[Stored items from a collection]
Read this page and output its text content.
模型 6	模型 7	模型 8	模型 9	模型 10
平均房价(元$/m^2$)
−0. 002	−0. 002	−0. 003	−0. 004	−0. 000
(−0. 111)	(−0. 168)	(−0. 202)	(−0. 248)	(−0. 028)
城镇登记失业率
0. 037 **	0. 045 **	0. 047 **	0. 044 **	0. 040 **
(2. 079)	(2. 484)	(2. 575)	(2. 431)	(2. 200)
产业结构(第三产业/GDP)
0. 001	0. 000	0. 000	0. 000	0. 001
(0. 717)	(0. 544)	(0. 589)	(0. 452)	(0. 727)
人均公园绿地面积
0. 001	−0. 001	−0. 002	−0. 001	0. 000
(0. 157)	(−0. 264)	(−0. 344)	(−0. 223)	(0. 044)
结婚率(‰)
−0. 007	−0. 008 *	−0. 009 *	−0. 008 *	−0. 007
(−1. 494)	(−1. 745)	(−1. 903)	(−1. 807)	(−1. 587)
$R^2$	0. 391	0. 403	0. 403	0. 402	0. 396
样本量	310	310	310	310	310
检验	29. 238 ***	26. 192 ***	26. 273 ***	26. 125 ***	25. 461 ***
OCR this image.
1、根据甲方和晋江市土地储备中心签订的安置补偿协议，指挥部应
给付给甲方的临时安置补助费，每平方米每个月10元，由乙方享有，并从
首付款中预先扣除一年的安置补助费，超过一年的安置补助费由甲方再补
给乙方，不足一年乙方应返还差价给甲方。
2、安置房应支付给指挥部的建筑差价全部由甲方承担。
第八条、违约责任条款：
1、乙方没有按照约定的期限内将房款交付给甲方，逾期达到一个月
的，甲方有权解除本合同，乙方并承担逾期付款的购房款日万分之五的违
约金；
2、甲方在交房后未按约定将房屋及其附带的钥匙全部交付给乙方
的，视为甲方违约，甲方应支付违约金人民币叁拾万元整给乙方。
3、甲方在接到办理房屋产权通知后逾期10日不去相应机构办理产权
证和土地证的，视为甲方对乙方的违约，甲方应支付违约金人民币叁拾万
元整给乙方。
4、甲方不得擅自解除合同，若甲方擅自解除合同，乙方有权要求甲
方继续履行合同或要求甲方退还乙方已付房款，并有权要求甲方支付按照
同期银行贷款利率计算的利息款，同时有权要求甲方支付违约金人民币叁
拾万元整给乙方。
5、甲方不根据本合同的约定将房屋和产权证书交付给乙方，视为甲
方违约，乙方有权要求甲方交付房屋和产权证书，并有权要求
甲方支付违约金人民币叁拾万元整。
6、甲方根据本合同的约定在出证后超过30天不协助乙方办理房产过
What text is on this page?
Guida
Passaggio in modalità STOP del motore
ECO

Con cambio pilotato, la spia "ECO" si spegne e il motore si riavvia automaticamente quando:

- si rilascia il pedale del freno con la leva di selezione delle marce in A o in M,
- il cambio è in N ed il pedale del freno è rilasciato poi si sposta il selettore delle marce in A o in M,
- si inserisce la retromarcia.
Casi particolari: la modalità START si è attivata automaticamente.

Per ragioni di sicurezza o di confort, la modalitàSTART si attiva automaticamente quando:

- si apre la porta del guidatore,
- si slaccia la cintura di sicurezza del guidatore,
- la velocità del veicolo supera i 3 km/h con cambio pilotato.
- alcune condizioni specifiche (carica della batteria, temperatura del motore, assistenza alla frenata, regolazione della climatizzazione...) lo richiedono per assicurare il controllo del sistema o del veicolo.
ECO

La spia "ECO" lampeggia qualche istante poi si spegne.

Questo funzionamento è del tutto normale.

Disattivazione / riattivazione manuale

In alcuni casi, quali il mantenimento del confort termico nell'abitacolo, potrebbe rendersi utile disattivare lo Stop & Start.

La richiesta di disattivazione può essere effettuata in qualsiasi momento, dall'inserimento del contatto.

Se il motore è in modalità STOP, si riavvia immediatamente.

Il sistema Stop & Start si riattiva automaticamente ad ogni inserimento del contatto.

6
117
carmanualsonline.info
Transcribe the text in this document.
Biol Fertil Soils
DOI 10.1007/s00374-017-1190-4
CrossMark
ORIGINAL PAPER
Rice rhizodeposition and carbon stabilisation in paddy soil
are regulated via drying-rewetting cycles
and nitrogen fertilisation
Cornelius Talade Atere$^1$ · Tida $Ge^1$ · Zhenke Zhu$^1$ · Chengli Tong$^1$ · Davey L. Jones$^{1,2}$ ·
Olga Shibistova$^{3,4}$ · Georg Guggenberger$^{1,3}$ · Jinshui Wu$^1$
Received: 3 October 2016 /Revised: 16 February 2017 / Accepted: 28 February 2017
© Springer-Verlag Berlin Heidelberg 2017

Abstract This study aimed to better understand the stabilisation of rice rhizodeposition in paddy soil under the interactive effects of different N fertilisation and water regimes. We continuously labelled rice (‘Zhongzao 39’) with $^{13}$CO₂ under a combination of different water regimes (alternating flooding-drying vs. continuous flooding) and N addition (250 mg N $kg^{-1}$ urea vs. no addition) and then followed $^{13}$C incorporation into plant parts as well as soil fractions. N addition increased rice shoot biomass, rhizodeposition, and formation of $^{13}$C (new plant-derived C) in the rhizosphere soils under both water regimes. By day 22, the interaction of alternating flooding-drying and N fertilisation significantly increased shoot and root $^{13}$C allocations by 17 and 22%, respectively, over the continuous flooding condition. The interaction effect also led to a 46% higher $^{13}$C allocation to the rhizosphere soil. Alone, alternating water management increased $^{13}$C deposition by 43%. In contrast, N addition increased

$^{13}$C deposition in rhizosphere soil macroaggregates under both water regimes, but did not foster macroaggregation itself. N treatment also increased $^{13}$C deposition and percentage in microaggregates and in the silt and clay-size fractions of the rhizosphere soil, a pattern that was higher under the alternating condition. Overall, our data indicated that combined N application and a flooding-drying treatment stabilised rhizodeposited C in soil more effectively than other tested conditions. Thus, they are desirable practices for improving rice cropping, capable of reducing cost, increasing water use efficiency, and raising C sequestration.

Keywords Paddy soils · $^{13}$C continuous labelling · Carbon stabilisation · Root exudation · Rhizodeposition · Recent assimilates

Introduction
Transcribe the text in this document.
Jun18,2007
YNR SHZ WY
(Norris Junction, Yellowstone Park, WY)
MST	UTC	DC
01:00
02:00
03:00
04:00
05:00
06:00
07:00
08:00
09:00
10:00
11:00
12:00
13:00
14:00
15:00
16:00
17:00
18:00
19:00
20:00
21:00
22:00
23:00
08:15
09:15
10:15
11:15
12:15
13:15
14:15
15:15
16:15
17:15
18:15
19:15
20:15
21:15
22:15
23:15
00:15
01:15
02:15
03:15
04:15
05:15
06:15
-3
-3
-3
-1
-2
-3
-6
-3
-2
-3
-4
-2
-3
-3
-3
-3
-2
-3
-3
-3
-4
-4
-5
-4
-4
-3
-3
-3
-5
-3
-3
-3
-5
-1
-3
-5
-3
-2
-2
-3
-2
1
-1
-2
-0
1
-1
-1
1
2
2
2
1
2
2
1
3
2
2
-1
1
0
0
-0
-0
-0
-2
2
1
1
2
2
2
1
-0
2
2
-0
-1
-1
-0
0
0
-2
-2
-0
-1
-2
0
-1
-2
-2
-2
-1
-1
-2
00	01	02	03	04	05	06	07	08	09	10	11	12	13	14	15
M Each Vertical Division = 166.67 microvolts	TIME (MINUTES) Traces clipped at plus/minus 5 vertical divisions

The exercise: Output all records verbatim.

Expected answer:
Read this page and output its text content.
模型 6	模型 7	模型 8	模型 9	模型 10
平均房价(元$/m^2$)
−0. 002	−0. 002	−0. 003	−0. 004	−0. 000
(−0. 111)	(−0. 168)	(−0. 202)	(−0. 248)	(−0. 028)
城镇登记失业率
0. 037 **	0. 045 **	0. 047 **	0. 044 **	0. 040 **
(2. 079)	(2. 484)	(2. 575)	(2. 431)	(2. 200)
产业结构(第三产业/GDP)
0. 001	0. 000	0. 000	0. 000	0. 001
(0. 717)	(0. 544)	(0. 589)	(0. 452)	(0. 727)
人均公园绿地面积
0. 001	−0. 001	−0. 002	−0. 001	0. 000
(0. 157)	(−0. 264)	(−0. 344)	(−0. 223)	(0. 044)
结婚率(‰)
−0. 007	−0. 008 *	−0. 009 *	−0. 008 *	−0. 007
(−1. 494)	(−1. 745)	(−1. 903)	(−1. 807)	(−1. 587)
$R^2$	0. 391	0. 403	0. 403	0. 402	0. 396
样本量	310	310	310	310	310
检验	29. 238 ***	26. 192 ***	26. 273 ***	26. 125 ***	25. 461 ***
OCR this image.
1、根据甲方和晋江市土地储备中心签订的安置补偿协议，指挥部应
给付给甲方的临时安置补助费，每平方米每个月10元，由乙方享有，并从
首付款中预先扣除一年的安置补助费，超过一年的安置补助费由甲方再补
给乙方，不足一年乙方应返还差价给甲方。
2、安置房应支付给指挥部的建筑差价全部由甲方承担。
第八条、违约责任条款：
1、乙方没有按照约定的期限内将房款交付给甲方，逾期达到一个月
的，甲方有权解除本合同，乙方并承担逾期付款的购房款日万分之五的违
约金；
2、甲方在交房后未按约定将房屋及其附带的钥匙全部交付给乙方
的，视为甲方违约，甲方应支付违约金人民币叁拾万元整给乙方。
3、甲方在接到办理房屋产权通知后逾期10日不去相应机构办理产权
证和土地证的，视为甲方对乙方的违约，甲方应支付违约金人民币叁拾万
元整给乙方。
4、甲方不得擅自解除合同，若甲方擅自解除合同，乙方有权要求甲
方继续履行合同或要求甲方退还乙方已付房款，并有权要求甲方支付按照
同期银行贷款利率计算的利息款，同时有权要求甲方支付违约金人民币叁
拾万元整给乙方。
5、甲方不根据本合同的约定将房屋和产权证书交付给乙方，视为甲
方违约，乙方有权要求甲方交付房屋和产权证书，并有权要求
甲方支付违约金人民币叁拾万元整。
6、甲方根据本合同的约定在出证后超过30天不协助乙方办理房产过
What text is on this page?
Guida
Passaggio in modalità STOP del motore
ECO

Con cambio pilotato, la spia "ECO" si spegne e il motore si riavvia automaticamente quando:

- si rilascia il pedale del freno con la leva di selezione delle marce in A o in M,
- il cambio è in N ed il pedale del freno è rilasciato poi si sposta il selettore delle marce in A o in M,
- si inserisce la retromarcia.
Casi particolari: la modalità START si è attivata automaticamente.

Per ragioni di sicurezza o di confort, la modalitàSTART si attiva automaticamente quando:

- si apre la porta del guidatore,
- si slaccia la cintura di sicurezza del guidatore,
- la velocità del veicolo supera i 3 km/h con cambio pilotato.
- alcune condizioni specifiche (carica della batteria, temperatura del motore, assistenza alla frenata, regolazione della climatizzazione...) lo richiedono per assicurare il controllo del sistema o del veicolo.
ECO

La spia "ECO" lampeggia qualche istante poi si spegne.

Questo funzionamento è del tutto normale.

Disattivazione / riattivazione manuale

In alcuni casi, quali il mantenimento del confort termico nell'abitacolo, potrebbe rendersi utile disattivare lo Stop & Start.

La richiesta di disattivazione può essere effettuata in qualsiasi momento, dall'inserimento del contatto.

Se il motore è in modalità STOP, si riavvia immediatamente.

Il sistema Stop & Start si riattiva automaticamente ad ogni inserimento del contatto.

6
117
carmanualsonline.info
Transcribe the text in this document.
Biol Fertil Soils
DOI 10.1007/s00374-017-1190-4
CrossMark
ORIGINAL PAPER
Rice rhizodeposition and carbon stabilisation in paddy soil
are regulated via drying-rewetting cycles
and nitrogen fertilisation
Cornelius Talade Atere$^1$ · Tida $Ge^1$ · Zhenke Zhu$^1$ · Chengli Tong$^1$ · Davey L. Jones$^{1,2}$ ·
Olga Shibistova$^{3,4}$ · Georg Guggenberger$^{1,3}$ · Jinshui Wu$^1$
Received: 3 October 2016 /Revised: 16 February 2017 / Accepted: 28 February 2017
© Springer-Verlag Berlin Heidelberg 2017

Abstract This study aimed to better understand the stabilisation of rice rhizodeposition in paddy soil under the interactive effects of different N fertilisation and water regimes. We continuously labelled rice (‘Zhongzao 39’) with $^{13}$CO₂ under a combination of different water regimes (alternating flooding-drying vs. continuous flooding) and N addition (250 mg N $kg^{-1}$ urea vs. no addition) and then followed $^{13}$C incorporation into plant parts as well as soil fractions. N addition increased rice shoot biomass, rhizodeposition, and formation of $^{13}$C (new plant-derived C) in the rhizosphere soils under both water regimes. By day 22, the interaction of alternating flooding-drying and N fertilisation significantly increased shoot and root $^{13}$C allocations by 17 and 22%, respectively, over the continuous flooding condition. The interaction effect also led to a 46% higher $^{13}$C allocation to the rhizosphere soil. Alone, alternating water management increased $^{13}$C deposition by 43%. In contrast, N addition increased

$^{13}$C deposition in rhizosphere soil macroaggregates under both water regimes, but did not foster macroaggregation itself. N treatment also increased $^{13}$C deposition and percentage in microaggregates and in the silt and clay-size fractions of the rhizosphere soil, a pattern that was higher under the alternating condition. Overall, our data indicated that combined N application and a flooding-drying treatment stabilised rhizodeposited C in soil more effectively than other tested conditions. Thus, they are desirable practices for improving rice cropping, capable of reducing cost, increasing water use efficiency, and raising C sequestration.

Keywords Paddy soils · $^{13}$C continuous labelling · Carbon stabilisation · Root exudation · Rhizodeposition · Recent assimilates

Introduction
Transcribe the text in this document.
Jun18,2007
YNR SHZ WY
(Norris Junction, Yellowstone Park, WY)
MST	UTC	DC
01:00
02:00
03:00
04:00
05:00
06:00
07:00
08:00
09:00
10:00
11:00
12:00
13:00
14:00
15:00
16:00
17:00
18:00
19:00
20:00
21:00
22:00
23:00
08:15
09:15
10:15
11:15
12:15
13:15
14:15
15:15
16:15
17:15
18:15
19:15
20:15
21:15
22:15
23:15
00:15
01:15
02:15
03:15
04:15
05:15
06:15
-3
-3
-3
-1
-2
-3
-6
-3
-2
-3
-4
-2
-3
-3
-3
-3
-2
-3
-3
-3
-4
-4
-5
-4
-4
-3
-3
-3
-5
-3
-3
-3
-5
-1
-3
-5
-3
-2
-2
-3
-2
1
-1
-2
-0
1
-1
-1
1
2
2
2
1
2
2
1
3
2
2
-1
1
0
0
-0
-0
-0
-2
2
1
1
2
2
2
1
-0
2
2
-0
-1
-1
-0
0
0
-2
-2
-0
-1
-2
0
-1
-2
-2
-2
-1
-1
-2
00	01	02	03	04	05	06	07	08	09	10	11	12	13	14	15
M Each Vertical Division = 166.67 microvolts	TIME (MINUTES) Traces clipped at plus/minus 5 vertical divisions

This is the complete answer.